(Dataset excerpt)

==========

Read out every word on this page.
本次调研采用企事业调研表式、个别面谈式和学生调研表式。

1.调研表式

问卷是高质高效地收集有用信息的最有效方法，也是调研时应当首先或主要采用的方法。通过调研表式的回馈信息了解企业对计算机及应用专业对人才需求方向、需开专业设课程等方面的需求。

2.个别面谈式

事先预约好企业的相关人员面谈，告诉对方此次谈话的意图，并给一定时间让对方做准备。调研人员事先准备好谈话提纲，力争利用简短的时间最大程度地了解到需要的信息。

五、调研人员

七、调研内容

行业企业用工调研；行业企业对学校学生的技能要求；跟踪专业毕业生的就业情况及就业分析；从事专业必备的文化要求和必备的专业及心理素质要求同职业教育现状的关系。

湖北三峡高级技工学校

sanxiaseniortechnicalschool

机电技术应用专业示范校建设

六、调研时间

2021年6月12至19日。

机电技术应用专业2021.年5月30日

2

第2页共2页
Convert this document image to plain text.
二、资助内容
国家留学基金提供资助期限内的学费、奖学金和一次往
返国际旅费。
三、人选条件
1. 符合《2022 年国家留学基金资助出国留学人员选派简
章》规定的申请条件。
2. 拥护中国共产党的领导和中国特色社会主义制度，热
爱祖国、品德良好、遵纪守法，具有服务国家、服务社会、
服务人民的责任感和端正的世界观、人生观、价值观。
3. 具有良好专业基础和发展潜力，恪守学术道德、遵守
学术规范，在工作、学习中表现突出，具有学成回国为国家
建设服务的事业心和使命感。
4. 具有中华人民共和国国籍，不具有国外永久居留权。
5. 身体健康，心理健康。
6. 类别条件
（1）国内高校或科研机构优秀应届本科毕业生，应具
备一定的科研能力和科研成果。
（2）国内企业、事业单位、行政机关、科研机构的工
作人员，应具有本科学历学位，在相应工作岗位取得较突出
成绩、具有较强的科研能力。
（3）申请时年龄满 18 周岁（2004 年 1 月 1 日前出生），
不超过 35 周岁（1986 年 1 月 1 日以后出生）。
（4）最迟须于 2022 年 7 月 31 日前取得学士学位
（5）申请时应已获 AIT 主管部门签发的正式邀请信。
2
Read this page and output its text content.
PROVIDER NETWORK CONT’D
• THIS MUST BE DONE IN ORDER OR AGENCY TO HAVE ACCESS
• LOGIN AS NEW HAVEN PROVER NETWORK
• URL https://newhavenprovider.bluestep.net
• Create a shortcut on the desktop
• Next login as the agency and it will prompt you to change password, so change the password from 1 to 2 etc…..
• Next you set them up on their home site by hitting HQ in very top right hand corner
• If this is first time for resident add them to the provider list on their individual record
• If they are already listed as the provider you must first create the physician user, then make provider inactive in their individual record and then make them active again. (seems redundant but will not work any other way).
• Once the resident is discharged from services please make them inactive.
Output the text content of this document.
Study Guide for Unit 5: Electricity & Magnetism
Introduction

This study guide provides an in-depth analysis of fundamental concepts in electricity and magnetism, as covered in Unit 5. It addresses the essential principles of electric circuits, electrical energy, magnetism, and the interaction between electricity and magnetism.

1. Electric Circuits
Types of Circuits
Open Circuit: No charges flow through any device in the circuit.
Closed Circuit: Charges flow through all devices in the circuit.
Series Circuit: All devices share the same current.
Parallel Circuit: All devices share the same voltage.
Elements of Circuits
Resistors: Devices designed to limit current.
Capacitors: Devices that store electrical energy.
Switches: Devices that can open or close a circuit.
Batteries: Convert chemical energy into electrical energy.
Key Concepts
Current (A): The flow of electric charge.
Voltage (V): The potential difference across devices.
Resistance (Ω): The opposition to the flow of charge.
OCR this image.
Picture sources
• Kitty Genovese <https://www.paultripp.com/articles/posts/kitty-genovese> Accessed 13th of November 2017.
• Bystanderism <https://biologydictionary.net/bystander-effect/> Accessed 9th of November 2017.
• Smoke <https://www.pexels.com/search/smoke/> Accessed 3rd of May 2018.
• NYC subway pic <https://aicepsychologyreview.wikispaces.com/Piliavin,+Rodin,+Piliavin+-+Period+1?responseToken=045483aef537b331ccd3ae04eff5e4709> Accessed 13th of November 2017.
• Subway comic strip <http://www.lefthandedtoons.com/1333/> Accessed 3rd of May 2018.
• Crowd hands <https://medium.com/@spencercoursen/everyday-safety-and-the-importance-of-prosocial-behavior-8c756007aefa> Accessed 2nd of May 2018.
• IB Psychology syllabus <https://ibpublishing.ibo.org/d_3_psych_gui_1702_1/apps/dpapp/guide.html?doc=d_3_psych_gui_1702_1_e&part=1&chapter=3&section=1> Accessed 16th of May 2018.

==========

■ GIVEN REQUEST ■
From the listing above, copy all lines holding the word "content".

■ OUTPUT OF THE TASK ■
Read this page and output its text content.
Output the text content of this document.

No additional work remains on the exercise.